[Task description] Repeat the material below exactly, line for line.

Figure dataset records
##########

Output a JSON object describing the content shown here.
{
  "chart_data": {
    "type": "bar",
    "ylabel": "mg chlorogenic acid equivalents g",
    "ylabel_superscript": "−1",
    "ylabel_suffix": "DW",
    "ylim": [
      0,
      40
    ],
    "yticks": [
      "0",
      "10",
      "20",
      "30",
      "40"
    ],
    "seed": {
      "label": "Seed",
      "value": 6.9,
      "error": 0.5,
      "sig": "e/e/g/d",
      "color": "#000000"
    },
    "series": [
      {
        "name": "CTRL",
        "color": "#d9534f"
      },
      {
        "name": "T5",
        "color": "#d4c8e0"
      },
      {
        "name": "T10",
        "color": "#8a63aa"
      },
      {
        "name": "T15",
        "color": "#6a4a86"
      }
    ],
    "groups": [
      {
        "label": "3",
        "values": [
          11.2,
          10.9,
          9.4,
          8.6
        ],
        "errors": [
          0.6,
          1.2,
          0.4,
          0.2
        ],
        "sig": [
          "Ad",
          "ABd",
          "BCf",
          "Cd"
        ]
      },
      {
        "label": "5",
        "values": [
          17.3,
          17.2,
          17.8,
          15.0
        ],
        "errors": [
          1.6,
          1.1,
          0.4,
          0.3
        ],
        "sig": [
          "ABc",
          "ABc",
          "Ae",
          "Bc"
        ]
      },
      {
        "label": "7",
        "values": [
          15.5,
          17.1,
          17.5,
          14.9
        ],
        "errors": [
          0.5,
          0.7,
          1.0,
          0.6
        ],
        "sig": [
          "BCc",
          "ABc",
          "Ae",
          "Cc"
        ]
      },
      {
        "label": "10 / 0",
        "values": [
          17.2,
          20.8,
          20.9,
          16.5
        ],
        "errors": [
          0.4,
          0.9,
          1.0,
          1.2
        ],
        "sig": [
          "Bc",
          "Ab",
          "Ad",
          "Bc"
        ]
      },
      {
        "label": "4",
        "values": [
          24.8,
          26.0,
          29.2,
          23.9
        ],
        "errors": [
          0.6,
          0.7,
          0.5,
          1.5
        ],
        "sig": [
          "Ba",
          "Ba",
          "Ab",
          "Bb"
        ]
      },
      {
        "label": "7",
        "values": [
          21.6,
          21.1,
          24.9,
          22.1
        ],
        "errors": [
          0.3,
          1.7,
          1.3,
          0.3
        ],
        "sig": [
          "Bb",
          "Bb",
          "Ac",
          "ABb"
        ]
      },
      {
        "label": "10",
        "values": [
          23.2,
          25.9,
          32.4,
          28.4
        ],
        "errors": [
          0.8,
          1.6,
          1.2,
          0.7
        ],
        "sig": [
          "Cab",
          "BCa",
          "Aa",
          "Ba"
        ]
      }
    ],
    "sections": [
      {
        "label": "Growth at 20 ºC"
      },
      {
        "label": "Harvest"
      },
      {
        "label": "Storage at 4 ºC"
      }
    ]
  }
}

##########

[Reply]
Output a JSON object describing the content shown here.
{
  "chart_data": {
    "type": "bar",
    "ylabel": "mg chlorogenic acid equivalents g",
    "ylabel_superscript": "−1",
    "ylabel_suffix": "DW",
    "ylim": [
      0,
      40
    ],
    "yticks": [
      "0",
      "10",
      "20",
      "30",
      "40"
    ],
    "seed": {
      "label": "Seed",
      "value": 6.9,
      "error": 0.5,
      "sig": "e/e/g/d",
      "color": "#000000"
    },
    "series": [
      {
        "name": "CTRL",
        "color": "#d9534f"
      },
      {
        "name": "T5",
        "color": "#d4c8e0"
      },
      {
        "name": "T10",
        "color": "#8a63aa"
      },
      {
        "name": "T15",
        "color": "#6a4a86"
      }
    ],
    "groups": [
      {
        "label": "3",
        "values": [
          11.2,
          10.9,
          9.4,
          8.6
        ],
        "errors": [
          0.6,
          1.2,
          0.4,
          0.2
        ],
        "sig": [
          "Ad",
          "ABd",
          "BCf",
          "Cd"
        ]
      },
      {
        "label": "5",
        "values": [
          17.3,
          17.2,
          17.8,
          15.0
        ],
        "errors": [
          1.6,
          1.1,
          0.4,
          0.3
        ],
        "sig": [
          "ABc",
          "ABc",
          "Ae",
          "Bc"
        ]
      },
      {
        "label": "7",
        "values": [
          15.5,
          17.1,
          17.5,
          14.9
        ],
        "errors": [
          0.5,
          0.7,
          1.0,
          0.6
        ],
        "sig": [
          "BCc",
          "ABc",
          "Ae",
          "Cc"
        ]
      },
      {
        "label": "10 / 0",
        "values": [
          17.2,
          20.8,
          20.9,
          16.5
        ],
        "errors": [
          0.4,
          0.9,
          1.0,
          1.2
        ],
        "sig": [
          "Bc",
          "Ab",
          "Ad",
          "Bc"
        ]
      },
      {
        "label": "4",
        "values": [
          24.8,
          26.0,
          29.2,
          23.9
        ],
        "errors": [
          0.6,
          0.7,
          0.5,
          1.5
        ],
        "sig": [
          "Ba",
          "Ba",
          "Ab",
          "Bb"
        ]
      },
      {
        "label": "7",
        "values": [
          21.6,
          21.1,
          24.9,
          22.1
        ],
        "errors": [
          0.3,
          1.7,
          1.3,
          0.3
        ],
        "sig": [
          "Bb",
          "Bb",
          "Ac",
          "ABb"
        ]
      },
      {
        "label": "10",
        "values": [
          23.2,
          25.9,
          32.4,
          28.4
        ],
        "errors": [
          0.8,
          1.6,
          1.2,
          0.7
        ],
        "sig": [
          "Cab",
          "BCa",
          "Aa",
          "Ba"
        ]
      }
    ],
    "sections": [
      {
        "label": "Growth at 20 ºC"
      },
      {
        "label": "Harvest"
      },
      {
        "label": "Storage at 4 ºC"
      }
    ]
  }
}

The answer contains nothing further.